▸ **Your goal**
In the records that follow, show each line where the word "words" is present.
┌─ Entries shown
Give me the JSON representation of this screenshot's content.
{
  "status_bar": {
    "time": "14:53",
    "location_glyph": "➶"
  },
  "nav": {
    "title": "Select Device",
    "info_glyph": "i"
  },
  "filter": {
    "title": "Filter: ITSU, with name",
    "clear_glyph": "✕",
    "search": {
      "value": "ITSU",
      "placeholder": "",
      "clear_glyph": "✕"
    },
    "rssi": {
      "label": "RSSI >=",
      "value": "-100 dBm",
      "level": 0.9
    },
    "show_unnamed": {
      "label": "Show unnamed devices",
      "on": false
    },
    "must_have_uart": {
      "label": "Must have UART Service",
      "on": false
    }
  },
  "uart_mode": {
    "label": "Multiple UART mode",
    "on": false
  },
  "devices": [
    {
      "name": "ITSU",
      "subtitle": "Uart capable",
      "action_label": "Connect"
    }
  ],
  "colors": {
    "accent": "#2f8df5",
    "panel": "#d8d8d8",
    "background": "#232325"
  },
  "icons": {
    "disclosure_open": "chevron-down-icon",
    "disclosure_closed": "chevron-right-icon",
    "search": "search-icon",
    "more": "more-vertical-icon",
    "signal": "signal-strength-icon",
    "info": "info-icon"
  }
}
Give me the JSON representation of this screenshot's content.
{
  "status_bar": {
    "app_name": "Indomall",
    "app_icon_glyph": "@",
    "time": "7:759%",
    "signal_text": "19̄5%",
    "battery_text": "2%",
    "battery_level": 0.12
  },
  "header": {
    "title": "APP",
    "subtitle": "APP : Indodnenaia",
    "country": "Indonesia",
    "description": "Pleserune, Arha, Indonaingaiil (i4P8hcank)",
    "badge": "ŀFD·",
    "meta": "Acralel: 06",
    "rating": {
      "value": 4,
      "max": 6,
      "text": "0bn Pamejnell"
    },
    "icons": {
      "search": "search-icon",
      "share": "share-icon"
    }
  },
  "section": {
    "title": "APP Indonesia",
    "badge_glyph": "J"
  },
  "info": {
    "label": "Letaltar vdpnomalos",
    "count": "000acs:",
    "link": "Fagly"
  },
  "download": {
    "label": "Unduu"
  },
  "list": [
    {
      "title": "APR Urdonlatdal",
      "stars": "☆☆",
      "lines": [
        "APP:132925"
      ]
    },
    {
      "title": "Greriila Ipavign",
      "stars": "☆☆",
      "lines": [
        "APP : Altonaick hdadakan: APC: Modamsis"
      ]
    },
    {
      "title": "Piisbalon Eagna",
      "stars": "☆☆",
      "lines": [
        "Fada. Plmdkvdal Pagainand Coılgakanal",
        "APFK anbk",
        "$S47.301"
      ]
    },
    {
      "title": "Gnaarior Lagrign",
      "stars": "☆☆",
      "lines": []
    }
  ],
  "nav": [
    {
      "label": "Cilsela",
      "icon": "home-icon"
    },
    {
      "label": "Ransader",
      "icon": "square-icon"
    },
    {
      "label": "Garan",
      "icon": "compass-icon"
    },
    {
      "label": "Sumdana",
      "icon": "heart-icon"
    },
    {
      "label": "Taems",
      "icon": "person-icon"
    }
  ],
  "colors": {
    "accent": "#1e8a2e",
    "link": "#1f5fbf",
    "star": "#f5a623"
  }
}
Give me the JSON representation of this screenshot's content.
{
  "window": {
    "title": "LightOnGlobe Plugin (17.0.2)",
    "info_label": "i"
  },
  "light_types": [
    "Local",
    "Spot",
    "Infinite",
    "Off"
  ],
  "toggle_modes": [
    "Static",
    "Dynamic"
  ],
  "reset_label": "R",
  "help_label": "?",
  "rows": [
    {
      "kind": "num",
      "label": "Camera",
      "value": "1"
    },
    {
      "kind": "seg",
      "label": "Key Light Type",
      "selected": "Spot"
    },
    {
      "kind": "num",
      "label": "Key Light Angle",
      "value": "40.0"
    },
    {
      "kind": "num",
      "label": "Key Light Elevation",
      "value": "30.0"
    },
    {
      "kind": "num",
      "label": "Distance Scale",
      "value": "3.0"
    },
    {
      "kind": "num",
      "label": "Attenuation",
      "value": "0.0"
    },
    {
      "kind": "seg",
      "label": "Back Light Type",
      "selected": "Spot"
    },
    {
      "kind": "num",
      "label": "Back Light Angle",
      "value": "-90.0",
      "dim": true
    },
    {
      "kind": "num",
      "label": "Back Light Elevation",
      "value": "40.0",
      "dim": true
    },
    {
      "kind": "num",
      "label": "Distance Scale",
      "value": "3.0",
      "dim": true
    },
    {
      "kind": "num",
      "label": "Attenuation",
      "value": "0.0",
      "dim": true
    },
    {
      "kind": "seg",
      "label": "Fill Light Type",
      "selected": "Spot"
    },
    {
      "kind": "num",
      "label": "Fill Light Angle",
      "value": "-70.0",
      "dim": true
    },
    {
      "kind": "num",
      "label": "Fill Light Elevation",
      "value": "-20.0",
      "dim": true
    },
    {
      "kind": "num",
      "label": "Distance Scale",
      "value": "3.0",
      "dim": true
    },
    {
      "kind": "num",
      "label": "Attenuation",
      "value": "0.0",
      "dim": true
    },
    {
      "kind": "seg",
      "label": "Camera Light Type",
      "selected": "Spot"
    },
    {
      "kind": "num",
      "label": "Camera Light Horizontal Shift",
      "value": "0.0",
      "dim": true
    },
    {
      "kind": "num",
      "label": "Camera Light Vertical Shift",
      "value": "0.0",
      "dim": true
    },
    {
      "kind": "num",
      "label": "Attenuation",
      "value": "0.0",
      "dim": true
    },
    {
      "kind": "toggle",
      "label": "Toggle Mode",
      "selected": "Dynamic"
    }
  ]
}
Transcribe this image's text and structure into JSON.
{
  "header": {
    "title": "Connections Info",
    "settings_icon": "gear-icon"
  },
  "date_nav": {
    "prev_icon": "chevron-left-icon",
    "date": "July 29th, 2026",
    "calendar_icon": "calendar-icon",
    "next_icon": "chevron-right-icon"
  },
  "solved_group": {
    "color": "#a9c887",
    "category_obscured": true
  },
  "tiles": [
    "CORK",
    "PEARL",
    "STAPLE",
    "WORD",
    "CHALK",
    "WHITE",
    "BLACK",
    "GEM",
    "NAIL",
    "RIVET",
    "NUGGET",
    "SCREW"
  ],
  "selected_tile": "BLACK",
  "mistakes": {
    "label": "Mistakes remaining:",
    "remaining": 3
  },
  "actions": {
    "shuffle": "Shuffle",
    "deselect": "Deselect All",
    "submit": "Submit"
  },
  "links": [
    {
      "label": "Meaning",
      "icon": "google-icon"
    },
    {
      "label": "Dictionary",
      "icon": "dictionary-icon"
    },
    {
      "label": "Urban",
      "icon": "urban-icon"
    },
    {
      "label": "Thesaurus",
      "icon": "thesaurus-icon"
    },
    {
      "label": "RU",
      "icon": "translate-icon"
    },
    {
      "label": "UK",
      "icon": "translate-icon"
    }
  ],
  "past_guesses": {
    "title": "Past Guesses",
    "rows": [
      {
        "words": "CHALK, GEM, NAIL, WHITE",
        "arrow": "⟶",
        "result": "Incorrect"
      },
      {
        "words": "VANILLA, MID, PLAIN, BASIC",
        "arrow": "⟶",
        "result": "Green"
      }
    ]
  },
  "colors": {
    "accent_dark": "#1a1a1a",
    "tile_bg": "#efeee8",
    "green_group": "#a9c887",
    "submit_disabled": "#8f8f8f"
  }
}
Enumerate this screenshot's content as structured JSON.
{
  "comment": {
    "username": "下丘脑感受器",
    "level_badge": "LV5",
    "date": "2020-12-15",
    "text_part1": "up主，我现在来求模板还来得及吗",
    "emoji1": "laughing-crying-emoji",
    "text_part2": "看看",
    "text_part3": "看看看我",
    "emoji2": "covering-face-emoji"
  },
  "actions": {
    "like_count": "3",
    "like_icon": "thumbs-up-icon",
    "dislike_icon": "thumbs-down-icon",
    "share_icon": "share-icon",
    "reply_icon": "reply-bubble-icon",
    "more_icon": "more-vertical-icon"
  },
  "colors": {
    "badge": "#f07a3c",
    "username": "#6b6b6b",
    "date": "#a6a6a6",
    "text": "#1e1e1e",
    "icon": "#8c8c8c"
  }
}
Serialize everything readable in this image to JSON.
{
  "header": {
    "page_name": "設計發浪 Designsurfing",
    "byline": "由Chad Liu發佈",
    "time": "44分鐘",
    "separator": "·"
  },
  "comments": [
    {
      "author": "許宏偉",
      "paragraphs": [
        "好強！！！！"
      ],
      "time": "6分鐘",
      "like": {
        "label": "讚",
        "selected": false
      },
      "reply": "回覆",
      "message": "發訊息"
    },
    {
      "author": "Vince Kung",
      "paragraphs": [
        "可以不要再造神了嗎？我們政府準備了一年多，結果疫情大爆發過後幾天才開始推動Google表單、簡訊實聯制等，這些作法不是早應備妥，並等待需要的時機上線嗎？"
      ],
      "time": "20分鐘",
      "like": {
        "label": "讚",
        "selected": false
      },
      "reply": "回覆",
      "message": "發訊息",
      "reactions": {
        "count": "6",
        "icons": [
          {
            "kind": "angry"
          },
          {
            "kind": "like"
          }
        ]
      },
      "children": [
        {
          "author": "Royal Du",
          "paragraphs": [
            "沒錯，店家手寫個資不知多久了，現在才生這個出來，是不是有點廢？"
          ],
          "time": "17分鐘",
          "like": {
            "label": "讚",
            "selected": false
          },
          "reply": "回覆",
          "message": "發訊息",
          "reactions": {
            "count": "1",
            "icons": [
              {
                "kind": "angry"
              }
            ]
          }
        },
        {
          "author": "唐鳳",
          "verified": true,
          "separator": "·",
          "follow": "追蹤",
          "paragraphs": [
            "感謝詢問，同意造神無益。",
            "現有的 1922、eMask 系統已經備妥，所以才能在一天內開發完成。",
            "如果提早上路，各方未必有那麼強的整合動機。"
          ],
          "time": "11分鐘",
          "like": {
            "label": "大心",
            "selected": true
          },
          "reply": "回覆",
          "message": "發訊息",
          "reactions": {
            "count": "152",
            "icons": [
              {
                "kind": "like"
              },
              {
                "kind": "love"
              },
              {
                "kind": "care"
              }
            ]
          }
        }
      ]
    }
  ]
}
└─
▸ **Reply**
        "words": "CHALK, GEM, NAIL, WHITE",
        "words": "VANILLA, MID, PLAIN, BASIC",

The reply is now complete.